● TAREFA CURTA 1
Troque "manivela" por "alavanca" e escreva o trecho do texto sobre a regulação das redes sociais que vai de "Movido pela curiosidade" até "para o vício.".

● TRECHO FORNECIDO
A regulação das redes sociais como uma questão de saúde pública

Publicações nas redes sociais podem desencadear o adoecimento mental

Texto escrito em julho de 2024

Há muito tempo não assistia a um jogo de futebol. Recentemente, sentei no sofá e assisti a uma partida do Corinthians. Surpreendi-me com a quantidade de empresas de apostas que apareciam na tela: contei ao menos oito delas que anunciavam nas camisas dos times, nas placas de publicidade do estádio e na transmissão televisiva. Imediatamente, lembrei-me de vários pacientes que têm relatado dívidas enormes relacionadas ao vício em cassinos digitais.

Movido pela curiosidade e preocupação, pesquisei o jogo sobre o qual mais ouvi meus pacientes falarem: o jogo do tigrinho (Fortune Tiger). Trata-se de um caça-níqueis digital que funciona do mesmo modo que os seus antecessores analógicos. Ao clicar, você mobiliza uma manivela e desenhos se rearranjam, definindo o resultado. Como qualquer caça-níquel, os jogos são muito rápidos e podem ser repetidos à exaustão, um caldeirão perfeito para o vício.

● MATERIAL DA TAREFA
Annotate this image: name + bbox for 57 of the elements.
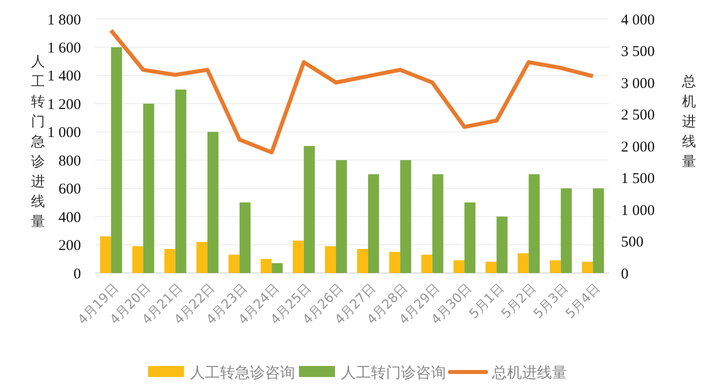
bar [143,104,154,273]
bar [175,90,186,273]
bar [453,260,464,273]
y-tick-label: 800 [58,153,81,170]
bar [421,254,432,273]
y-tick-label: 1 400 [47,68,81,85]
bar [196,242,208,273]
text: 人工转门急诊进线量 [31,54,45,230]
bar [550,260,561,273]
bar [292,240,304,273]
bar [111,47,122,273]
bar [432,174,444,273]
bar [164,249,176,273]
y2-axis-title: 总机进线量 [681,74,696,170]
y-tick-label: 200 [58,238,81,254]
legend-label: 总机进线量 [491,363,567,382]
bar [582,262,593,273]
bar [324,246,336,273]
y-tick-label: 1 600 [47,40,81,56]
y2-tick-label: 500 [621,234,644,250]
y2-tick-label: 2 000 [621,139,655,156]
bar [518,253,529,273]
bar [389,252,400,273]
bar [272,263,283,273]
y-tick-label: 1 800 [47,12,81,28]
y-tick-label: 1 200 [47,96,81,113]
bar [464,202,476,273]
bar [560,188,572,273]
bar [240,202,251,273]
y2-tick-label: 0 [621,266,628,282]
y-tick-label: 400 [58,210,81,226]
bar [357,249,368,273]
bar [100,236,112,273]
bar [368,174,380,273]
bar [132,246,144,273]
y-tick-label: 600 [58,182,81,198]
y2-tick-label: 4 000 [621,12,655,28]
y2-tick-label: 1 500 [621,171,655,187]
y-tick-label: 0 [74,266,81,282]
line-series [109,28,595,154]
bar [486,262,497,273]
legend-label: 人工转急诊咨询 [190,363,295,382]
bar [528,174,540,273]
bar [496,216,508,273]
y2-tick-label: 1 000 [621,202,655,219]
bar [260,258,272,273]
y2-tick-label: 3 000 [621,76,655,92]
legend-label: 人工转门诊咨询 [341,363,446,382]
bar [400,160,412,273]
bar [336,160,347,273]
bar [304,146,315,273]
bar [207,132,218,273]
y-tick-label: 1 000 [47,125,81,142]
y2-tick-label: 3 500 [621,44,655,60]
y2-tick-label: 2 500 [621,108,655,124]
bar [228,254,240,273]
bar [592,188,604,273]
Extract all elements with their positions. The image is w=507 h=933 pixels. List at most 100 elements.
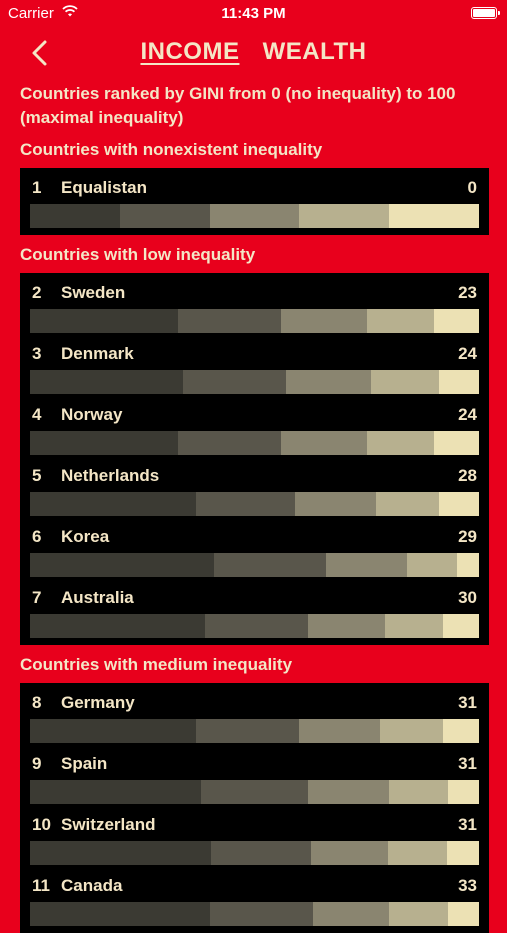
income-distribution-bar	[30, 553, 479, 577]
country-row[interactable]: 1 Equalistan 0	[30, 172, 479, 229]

● TAREFA CURTA 2
Repita fielmente as linhas do material da tarefa, da linha que contém "bar [143,104,154,273]" até a que contém "bar [518,253,529,273]", com as duas incluídas.

● RESPOSTA CORRETA 1
Movido pela curiosidade e preocupação, pesquisei o jogo sobre o qual mais ouvi meus pacientes falarem: o jogo do tigrinho (Fortune Tiger). Trata-se de um caça-níqueis digital que funciona do mesmo modo que os seus antecessores analógicos. Ao clicar, você mobiliza uma alavanca e desenhos se rearranjam, definindo o resultado. Como qualquer caça-níquel, os jogos são muito rápidos e podem ser repetidos à exaustão, um caldeirão perfeito para o vício.

● RESPOSTA CORRETA 2
bar [143,104,154,273]
bar [175,90,186,273]
bar [453,260,464,273]
y-tick-label: 800 [58,153,81,170]
bar [421,254,432,273]
y-tick-label: 1 400 [47,68,81,85]
bar [196,242,208,273]
text: 人工转门急诊进线量 [31,54,45,230]
bar [550,260,561,273]
bar [292,240,304,273]
bar [111,47,122,273]
bar [432,174,444,273]
bar [164,249,176,273]
y2-axis-title: 总机进线量 [681,74,696,170]
y-tick-label: 200 [58,238,81,254]
legend-label: 总机进线量 [491,363,567,382]
bar [582,262,593,273]
bar [324,246,336,273]
y-tick-label: 1 600 [47,40,81,56]
y2-tick-label: 500 [621,234,644,250]
y2-tick-label: 2 000 [621,139,655,156]
bar [518,253,529,273]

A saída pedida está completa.